**Stated goal**
Write every record out again exactly as given.

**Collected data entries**

· · ·

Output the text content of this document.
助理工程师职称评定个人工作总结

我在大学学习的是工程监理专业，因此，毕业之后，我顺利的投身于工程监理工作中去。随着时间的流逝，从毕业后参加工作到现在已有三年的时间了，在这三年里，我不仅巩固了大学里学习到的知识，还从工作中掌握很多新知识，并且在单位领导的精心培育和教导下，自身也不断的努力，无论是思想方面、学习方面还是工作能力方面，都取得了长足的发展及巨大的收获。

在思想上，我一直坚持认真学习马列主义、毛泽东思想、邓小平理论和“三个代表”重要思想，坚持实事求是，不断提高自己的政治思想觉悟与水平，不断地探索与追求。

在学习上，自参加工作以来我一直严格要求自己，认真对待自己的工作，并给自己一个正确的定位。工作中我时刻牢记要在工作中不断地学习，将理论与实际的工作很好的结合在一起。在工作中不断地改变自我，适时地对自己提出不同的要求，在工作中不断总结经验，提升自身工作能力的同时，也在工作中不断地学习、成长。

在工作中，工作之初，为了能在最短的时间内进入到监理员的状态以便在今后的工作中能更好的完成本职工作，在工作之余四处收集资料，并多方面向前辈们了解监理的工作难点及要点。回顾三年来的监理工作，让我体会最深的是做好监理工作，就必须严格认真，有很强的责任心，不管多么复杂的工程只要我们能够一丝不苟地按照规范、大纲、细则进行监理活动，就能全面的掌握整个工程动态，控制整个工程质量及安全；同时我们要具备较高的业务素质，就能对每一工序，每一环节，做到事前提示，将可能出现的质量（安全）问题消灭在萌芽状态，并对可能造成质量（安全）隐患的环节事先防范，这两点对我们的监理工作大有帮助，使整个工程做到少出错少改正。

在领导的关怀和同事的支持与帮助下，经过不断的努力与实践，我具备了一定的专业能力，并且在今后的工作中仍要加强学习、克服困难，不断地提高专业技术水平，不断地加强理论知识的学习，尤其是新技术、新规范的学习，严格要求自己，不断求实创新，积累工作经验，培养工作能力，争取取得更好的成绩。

· · ·

**Written reply**
Output the text content of this document.
助理工程师职称评定个人工作总结

我在大学学习的是工程监理专业，因此，毕业之后，我顺利的投身于工程监理工作中去。随着时间的流逝，从毕业后参加工作到现在已有三年的时间了，在这三年里，我不仅巩固了大学里学习到的知识，还从工作中掌握很多新知识，并且在单位领导的精心培育和教导下，自身也不断的努力，无论是思想方面、学习方面还是工作能力方面，都取得了长足的发展及巨大的收获。

在思想上，我一直坚持认真学习马列主义、毛泽东思想、邓小平理论和“三个代表”重要思想，坚持实事求是，不断提高自己的政治思想觉悟与水平，不断地探索与追求。

在学习上，自参加工作以来我一直严格要求自己，认真对待自己的工作，并给自己一个正确的定位。工作中我时刻牢记要在工作中不断地学习，将理论与实际的工作很好的结合在一起。在工作中不断地改变自我，适时地对自己提出不同的要求，在工作中不断总结经验，提升自身工作能力的同时，也在工作中不断地学习、成长。

在工作中，工作之初，为了能在最短的时间内进入到监理员的状态以便在今后的工作中能更好的完成本职工作，在工作之余四处收集资料，并多方面向前辈们了解监理的工作难点及要点。回顾三年来的监理工作，让我体会最深的是做好监理工作，就必须严格认真，有很强的责任心，不管多么复杂的工程只要我们能够一丝不苟地按照规范、大纲、细则进行监理活动，就能全面的掌握整个工程动态，控制整个工程质量及安全；同时我们要具备较高的业务素质，就能对每一工序，每一环节，做到事前提示，将可能出现的质量（安全）问题消灭在萌芽状态，并对可能造成质量（安全）隐患的环节事先防范，这两点对我们的监理工作大有帮助，使整个工程做到少出错少改正。

在领导的关怀和同事的支持与帮助下，经过不断的努力与实践，我具备了一定的专业能力，并且在今后的工作中仍要加强学习、克服困难，不断地提高专业技术水平，不断地加强理论知识的学习，尤其是新技术、新规范的学习，严格要求自己，不断求实创新，积累工作经验，培养工作能力，争取取得更好的成绩。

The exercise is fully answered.